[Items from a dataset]

....

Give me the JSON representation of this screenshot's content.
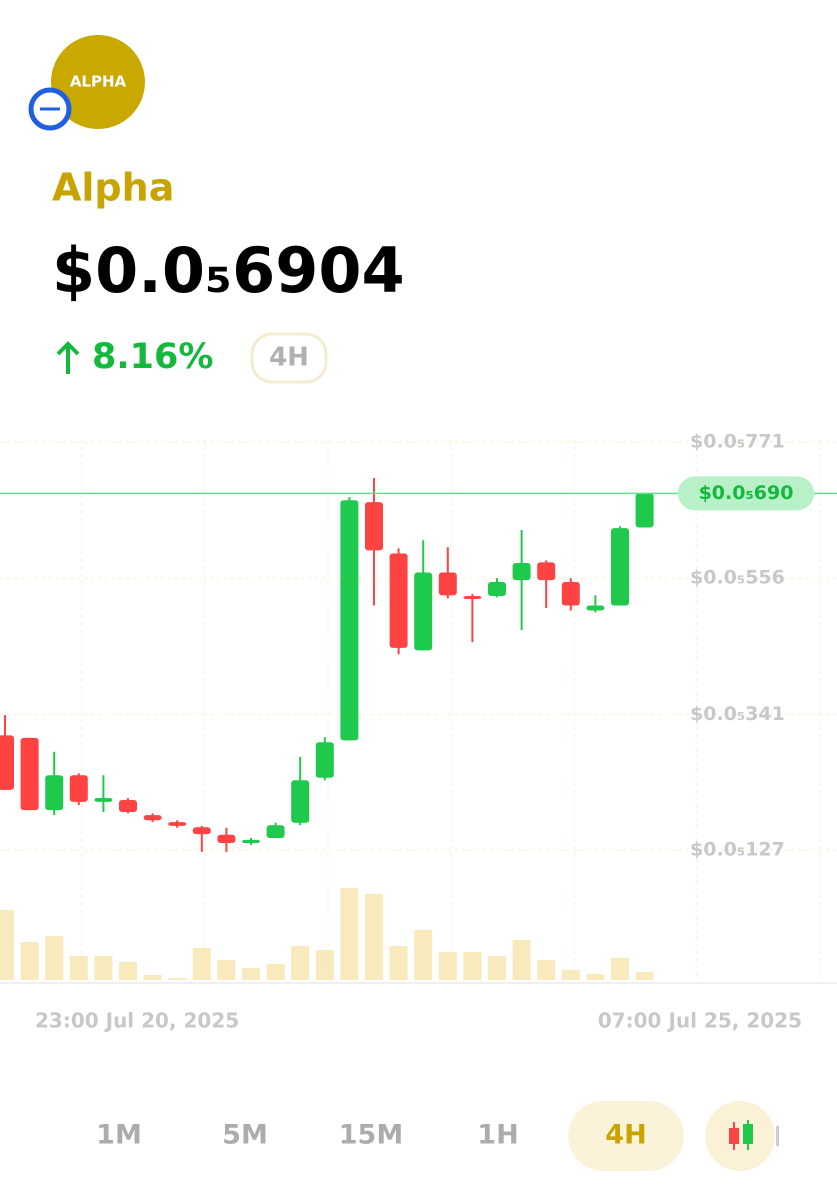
{
  "header": {
    "logo": "ALPHA",
    "name": "Alpha",
    "price": "$0.0₅6904",
    "change": "8.16%",
    "change_period": "4H"
  },
  "chart_data": {
    "type": "candlestick",
    "open": [
      3.08e-06,
      3.04e-06,
      1.9e-06,
      2.45e-06,
      2.03e-06,
      2.06e-06,
      1.82e-06,
      1.71e-06,
      1.63e-06,
      1.51e-06,
      1.38e-06,
      1.46e-06,
      1.7e-06,
      2.41e-06,
      3e-06,
      6.76e-06,
      5.95e-06,
      4.42e-06,
      5.65e-06,
      5.28e-06,
      5.28e-06,
      5.53e-06,
      5.81e-06,
      5.5e-06,
      5.05e-06,
      5.13e-06,
      6.36e-06
    ],
    "high": [
      3.4e-06,
      3.04e-06,
      2.82e-06,
      2.48e-06,
      2.45e-06,
      2.09e-06,
      1.85e-06,
      1.74e-06,
      1.65e-06,
      1.62e-06,
      1.46e-06,
      1.7e-06,
      2.74e-06,
      3.05e-06,
      6.84e-06,
      7.14e-06,
      6.03e-06,
      6.16e-06,
      6.05e-06,
      5.31e-06,
      5.56e-06,
      6.32e-06,
      5.84e-06,
      5.56e-06,
      5.29e-06,
      6.38e-06,
      6.9e-06
    ],
    "low": [
      2.22e-06,
      1.9e-06,
      1.82e-06,
      1.98e-06,
      1.87e-06,
      1.85e-06,
      1.71e-06,
      1.62e-06,
      1.24e-06,
      1.24e-06,
      1.35e-06,
      1.46e-06,
      1.66e-06,
      2.37e-06,
      3e-06,
      5.13e-06,
      4.36e-06,
      4.42e-06,
      5.24e-06,
      4.55e-06,
      5.26e-06,
      4.74e-06,
      5.09e-06,
      5.05e-06,
      5.02e-06,
      5.13e-06,
      6.36e-06
    ],
    "close": [
      2.22e-06,
      1.9e-06,
      2.45e-06,
      2.03e-06,
      2.09e-06,
      1.87e-06,
      1.74e-06,
      1.65e-06,
      1.52e-06,
      1.38e-06,
      1.43e-06,
      1.66e-06,
      2.37e-06,
      2.97e-06,
      6.79e-06,
      6e-06,
      4.46e-06,
      5.65e-06,
      5.29e-06,
      5.26e-06,
      5.5e-06,
      5.8e-06,
      5.53e-06,
      5.13e-06,
      5.13e-06,
      6.35e-06,
      6.9e-06
    ],
    "volume": [
      70,
      38,
      44,
      24,
      24,
      18,
      5,
      2,
      32,
      20,
      12,
      16,
      34,
      30,
      92,
      86,
      34,
      50,
      28,
      28,
      24,
      40,
      20,
      10,
      6,
      22,
      8
    ],
    "up_color": "#1ec94c",
    "down_color": "#ff4242",
    "volume_color": "#f5e3a6",
    "ylim": [
      1.27e-06,
      7.71e-06
    ],
    "yticks": [
      {
        "value": 1.27e-06,
        "label": "$0.0₅127"
      },
      {
        "value": 3.41e-06,
        "label": "$0.0₅341"
      },
      {
        "value": 5.56e-06,
        "label": "$0.0₅556"
      },
      {
        "value": 7.71e-06,
        "label": "$0.0₅771"
      }
    ],
    "grid": true,
    "x_labels": [
      "23:00 Jul 20, 2025",
      "07:00 Jul 25, 2025"
    ],
    "current_price": {
      "value": 6.9e-06,
      "label": "$0.0₅690"
    }
  },
  "timeframes": [
    "1M",
    "5M",
    "15M",
    "1H",
    "4H"
  ],
  "selected_timeframe": 4
}
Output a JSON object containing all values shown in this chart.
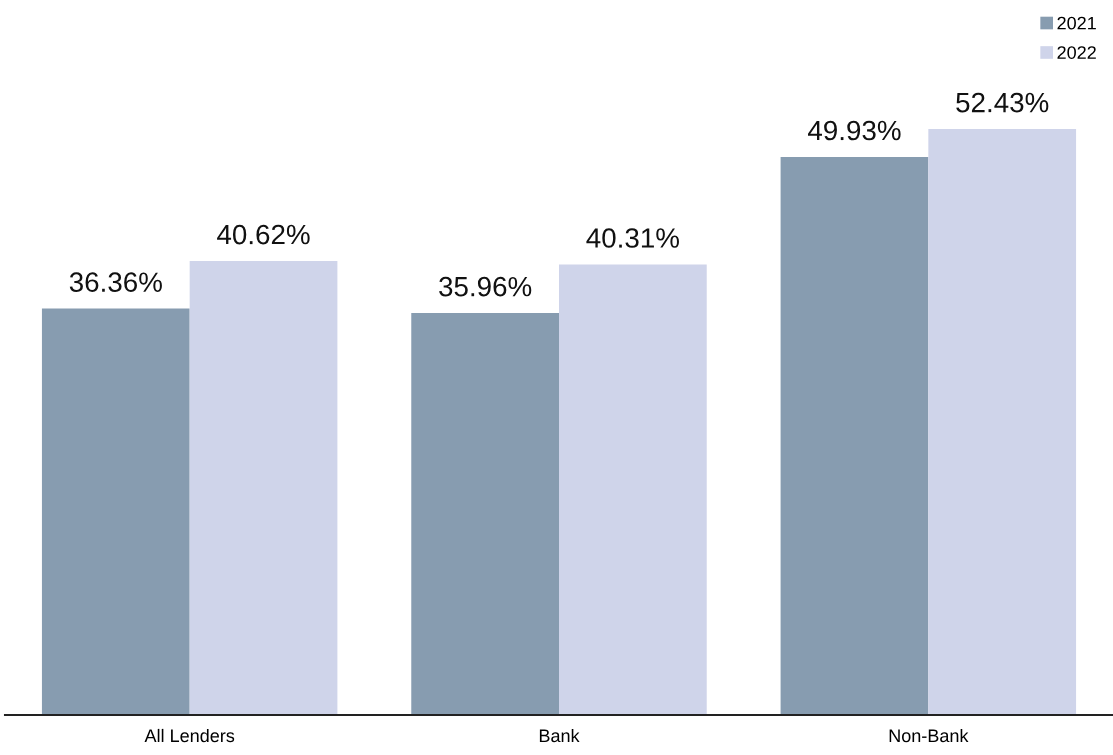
{
  "chart_data": {
    "type": "bar",
    "categories": [
      "All Lenders",
      "Bank",
      "Non-Bank"
    ],
    "series": [
      {
        "name": "2021",
        "color": "#879cb0",
        "values": [
          36.36,
          35.96,
          49.93
        ],
        "value_labels": [
          "36.36%",
          "35.96%",
          "49.93%"
        ]
      },
      {
        "name": "2022",
        "color": "#cfd4ea",
        "values": [
          40.62,
          40.31,
          52.43
        ],
        "value_labels": [
          "40.62%",
          "40.31%",
          "52.43%"
        ]
      }
    ],
    "legend": "top right",
    "grid": false
  }
}
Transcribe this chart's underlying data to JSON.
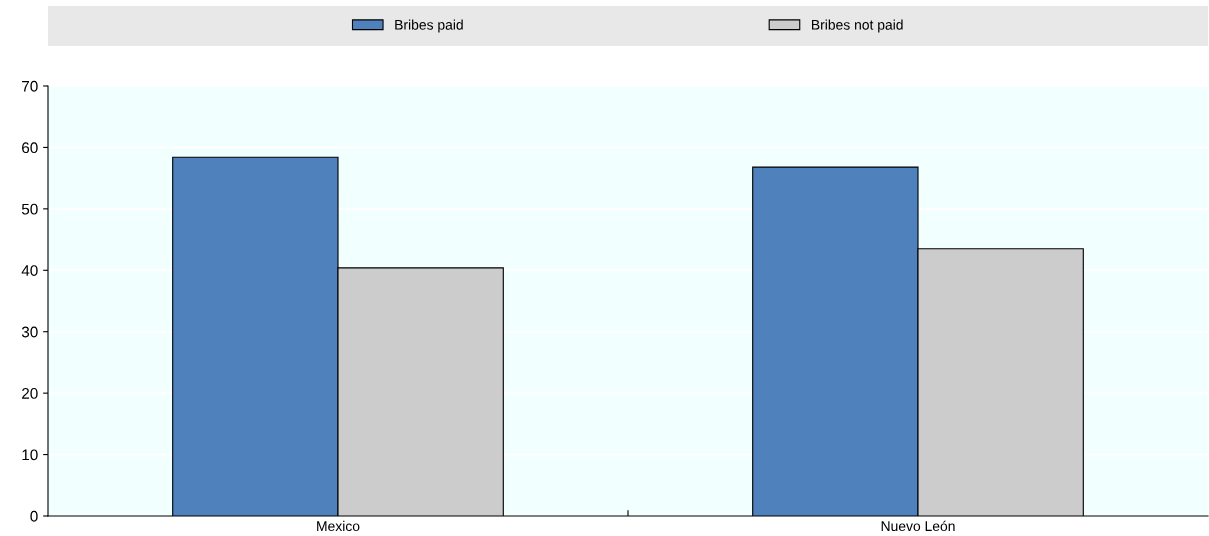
{
  "chart_data": {
    "type": "bar",
    "categories": [
      "Mexico",
      "Nuevo León"
    ],
    "series": [
      {
        "name": "Bribes paid",
        "color": "#4f81bd",
        "values": [
          58.4,
          56.8
        ]
      },
      {
        "name": "Bribes not paid",
        "color": "#cccccc",
        "values": [
          40.4,
          43.5
        ]
      }
    ],
    "ylim": [
      0,
      70
    ],
    "yticks": [
      0,
      10,
      20,
      30,
      40,
      50,
      60,
      70
    ],
    "grid": "y",
    "legend": "top"
  }
}
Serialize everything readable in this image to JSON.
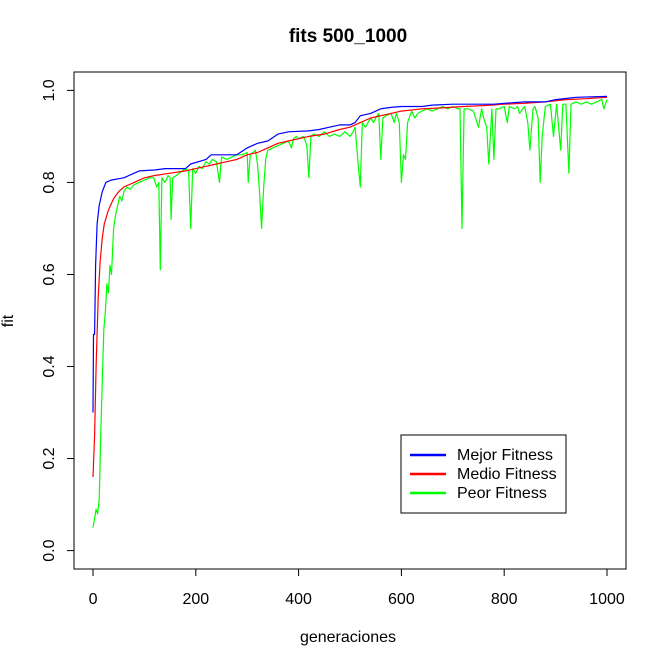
{
  "chart_data": {
    "type": "line",
    "title": "fits 500_1000",
    "xlabel": "generaciones",
    "ylabel": "fit",
    "xlim": [
      -37,
      1037
    ],
    "ylim": [
      -0.04,
      1.04
    ],
    "x_ticks": [
      0,
      200,
      400,
      600,
      800,
      1000
    ],
    "y_ticks": [
      0.0,
      0.2,
      0.4,
      0.6,
      0.8,
      1.0
    ],
    "x_tick_labels": [
      "0",
      "200",
      "400",
      "600",
      "800",
      "1000"
    ],
    "y_tick_labels": [
      "0.0",
      "0.2",
      "0.4",
      "0.6",
      "0.8",
      "1.0"
    ],
    "grid": false,
    "legend_position": "bottom-right",
    "series": [
      {
        "name": "Mejor Fitness",
        "color": "#0000ff",
        "points": [
          [
            0,
            0.3
          ],
          [
            1,
            0.47
          ],
          [
            3,
            0.47
          ],
          [
            5,
            0.62
          ],
          [
            8,
            0.71
          ],
          [
            12,
            0.75
          ],
          [
            18,
            0.78
          ],
          [
            25,
            0.8
          ],
          [
            35,
            0.805
          ],
          [
            60,
            0.81
          ],
          [
            80,
            0.82
          ],
          [
            90,
            0.825
          ],
          [
            120,
            0.827
          ],
          [
            140,
            0.83
          ],
          [
            180,
            0.83
          ],
          [
            190,
            0.84
          ],
          [
            220,
            0.85
          ],
          [
            230,
            0.86
          ],
          [
            280,
            0.86
          ],
          [
            300,
            0.875
          ],
          [
            320,
            0.885
          ],
          [
            340,
            0.89
          ],
          [
            360,
            0.905
          ],
          [
            380,
            0.91
          ],
          [
            420,
            0.912
          ],
          [
            440,
            0.915
          ],
          [
            460,
            0.92
          ],
          [
            480,
            0.925
          ],
          [
            500,
            0.925
          ],
          [
            510,
            0.93
          ],
          [
            520,
            0.945
          ],
          [
            540,
            0.95
          ],
          [
            560,
            0.96
          ],
          [
            580,
            0.963
          ],
          [
            600,
            0.965
          ],
          [
            640,
            0.965
          ],
          [
            660,
            0.968
          ],
          [
            700,
            0.97
          ],
          [
            740,
            0.97
          ],
          [
            780,
            0.97
          ],
          [
            800,
            0.972
          ],
          [
            840,
            0.975
          ],
          [
            880,
            0.975
          ],
          [
            900,
            0.98
          ],
          [
            940,
            0.985
          ],
          [
            1000,
            0.987
          ]
        ]
      },
      {
        "name": "Medio Fitness",
        "color": "#ff0000",
        "points": [
          [
            0,
            0.16
          ],
          [
            3,
            0.25
          ],
          [
            6,
            0.4
          ],
          [
            10,
            0.55
          ],
          [
            14,
            0.63
          ],
          [
            18,
            0.68
          ],
          [
            22,
            0.71
          ],
          [
            30,
            0.74
          ],
          [
            40,
            0.765
          ],
          [
            50,
            0.78
          ],
          [
            60,
            0.79
          ],
          [
            80,
            0.8
          ],
          [
            100,
            0.81
          ],
          [
            120,
            0.815
          ],
          [
            150,
            0.82
          ],
          [
            180,
            0.825
          ],
          [
            200,
            0.83
          ],
          [
            220,
            0.835
          ],
          [
            240,
            0.84
          ],
          [
            260,
            0.845
          ],
          [
            280,
            0.85
          ],
          [
            300,
            0.86
          ],
          [
            320,
            0.865
          ],
          [
            340,
            0.875
          ],
          [
            360,
            0.885
          ],
          [
            380,
            0.89
          ],
          [
            400,
            0.895
          ],
          [
            420,
            0.9
          ],
          [
            450,
            0.905
          ],
          [
            480,
            0.915
          ],
          [
            500,
            0.92
          ],
          [
            520,
            0.93
          ],
          [
            540,
            0.94
          ],
          [
            560,
            0.945
          ],
          [
            580,
            0.95
          ],
          [
            600,
            0.955
          ],
          [
            640,
            0.96
          ],
          [
            680,
            0.962
          ],
          [
            720,
            0.965
          ],
          [
            760,
            0.967
          ],
          [
            800,
            0.97
          ],
          [
            840,
            0.972
          ],
          [
            880,
            0.975
          ],
          [
            920,
            0.98
          ],
          [
            960,
            0.982
          ],
          [
            1000,
            0.985
          ]
        ]
      },
      {
        "name": "Peor Fitness",
        "color": "#00ff00",
        "points": [
          [
            0,
            0.05
          ],
          [
            3,
            0.07
          ],
          [
            6,
            0.09
          ],
          [
            9,
            0.08
          ],
          [
            12,
            0.11
          ],
          [
            15,
            0.25
          ],
          [
            18,
            0.37
          ],
          [
            21,
            0.48
          ],
          [
            24,
            0.52
          ],
          [
            27,
            0.58
          ],
          [
            30,
            0.56
          ],
          [
            33,
            0.62
          ],
          [
            36,
            0.6
          ],
          [
            40,
            0.7
          ],
          [
            44,
            0.73
          ],
          [
            48,
            0.75
          ],
          [
            52,
            0.77
          ],
          [
            56,
            0.76
          ],
          [
            60,
            0.78
          ],
          [
            66,
            0.79
          ],
          [
            72,
            0.785
          ],
          [
            80,
            0.795
          ],
          [
            90,
            0.8
          ],
          [
            100,
            0.805
          ],
          [
            110,
            0.81
          ],
          [
            118,
            0.81
          ],
          [
            124,
            0.79
          ],
          [
            128,
            0.8
          ],
          [
            131,
            0.61
          ],
          [
            134,
            0.81
          ],
          [
            140,
            0.8
          ],
          [
            146,
            0.815
          ],
          [
            150,
            0.81
          ],
          [
            152,
            0.72
          ],
          [
            155,
            0.81
          ],
          [
            162,
            0.815
          ],
          [
            168,
            0.82
          ],
          [
            174,
            0.825
          ],
          [
            180,
            0.83
          ],
          [
            186,
            0.825
          ],
          [
            190,
            0.7
          ],
          [
            194,
            0.83
          ],
          [
            200,
            0.82
          ],
          [
            206,
            0.835
          ],
          [
            212,
            0.83
          ],
          [
            220,
            0.845
          ],
          [
            226,
            0.84
          ],
          [
            232,
            0.85
          ],
          [
            240,
            0.845
          ],
          [
            246,
            0.8
          ],
          [
            250,
            0.855
          ],
          [
            260,
            0.85
          ],
          [
            270,
            0.855
          ],
          [
            280,
            0.86
          ],
          [
            290,
            0.86
          ],
          [
            300,
            0.865
          ],
          [
            302,
            0.8
          ],
          [
            306,
            0.86
          ],
          [
            316,
            0.87
          ],
          [
            320,
            0.84
          ],
          [
            324,
            0.78
          ],
          [
            328,
            0.7
          ],
          [
            332,
            0.79
          ],
          [
            336,
            0.85
          ],
          [
            340,
            0.87
          ],
          [
            350,
            0.875
          ],
          [
            360,
            0.88
          ],
          [
            370,
            0.885
          ],
          [
            380,
            0.89
          ],
          [
            386,
            0.875
          ],
          [
            390,
            0.895
          ],
          [
            396,
            0.9
          ],
          [
            400,
            0.895
          ],
          [
            410,
            0.9
          ],
          [
            416,
            0.88
          ],
          [
            420,
            0.81
          ],
          [
            424,
            0.9
          ],
          [
            430,
            0.905
          ],
          [
            440,
            0.9
          ],
          [
            450,
            0.91
          ],
          [
            460,
            0.9
          ],
          [
            470,
            0.905
          ],
          [
            480,
            0.9
          ],
          [
            490,
            0.91
          ],
          [
            500,
            0.9
          ],
          [
            506,
            0.91
          ],
          [
            510,
            0.92
          ],
          [
            516,
            0.84
          ],
          [
            520,
            0.79
          ],
          [
            524,
            0.93
          ],
          [
            530,
            0.92
          ],
          [
            540,
            0.94
          ],
          [
            546,
            0.93
          ],
          [
            550,
            0.94
          ],
          [
            556,
            0.95
          ],
          [
            560,
            0.85
          ],
          [
            564,
            0.94
          ],
          [
            570,
            0.945
          ],
          [
            580,
            0.95
          ],
          [
            586,
            0.93
          ],
          [
            590,
            0.95
          ],
          [
            596,
            0.93
          ],
          [
            600,
            0.8
          ],
          [
            604,
            0.86
          ],
          [
            608,
            0.85
          ],
          [
            612,
            0.93
          ],
          [
            620,
            0.955
          ],
          [
            626,
            0.94
          ],
          [
            632,
            0.95
          ],
          [
            640,
            0.955
          ],
          [
            650,
            0.96
          ],
          [
            660,
            0.955
          ],
          [
            670,
            0.96
          ],
          [
            680,
            0.965
          ],
          [
            690,
            0.96
          ],
          [
            700,
            0.965
          ],
          [
            710,
            0.96
          ],
          [
            714,
            0.96
          ],
          [
            718,
            0.7
          ],
          [
            722,
            0.96
          ],
          [
            730,
            0.96
          ],
          [
            740,
            0.955
          ],
          [
            750,
            0.92
          ],
          [
            756,
            0.96
          ],
          [
            760,
            0.94
          ],
          [
            766,
            0.92
          ],
          [
            770,
            0.84
          ],
          [
            776,
            0.96
          ],
          [
            780,
            0.85
          ],
          [
            784,
            0.96
          ],
          [
            790,
            0.96
          ],
          [
            800,
            0.965
          ],
          [
            806,
            0.93
          ],
          [
            810,
            0.965
          ],
          [
            820,
            0.96
          ],
          [
            826,
            0.965
          ],
          [
            830,
            0.95
          ],
          [
            836,
            0.96
          ],
          [
            840,
            0.965
          ],
          [
            846,
            0.93
          ],
          [
            850,
            0.87
          ],
          [
            856,
            0.96
          ],
          [
            860,
            0.965
          ],
          [
            866,
            0.94
          ],
          [
            870,
            0.8
          ],
          [
            874,
            0.9
          ],
          [
            880,
            0.965
          ],
          [
            890,
            0.97
          ],
          [
            896,
            0.9
          ],
          [
            902,
            0.97
          ],
          [
            910,
            0.87
          ],
          [
            914,
            0.97
          ],
          [
            920,
            0.97
          ],
          [
            926,
            0.82
          ],
          [
            930,
            0.97
          ],
          [
            940,
            0.975
          ],
          [
            950,
            0.97
          ],
          [
            960,
            0.975
          ],
          [
            970,
            0.97
          ],
          [
            980,
            0.975
          ],
          [
            990,
            0.98
          ],
          [
            994,
            0.96
          ],
          [
            1000,
            0.98
          ]
        ]
      }
    ]
  }
}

....

[WHAT IS REQUIRED] Reply with one number: the count of lines in the entries that include the word "this".

[TASK OUTPUT] 4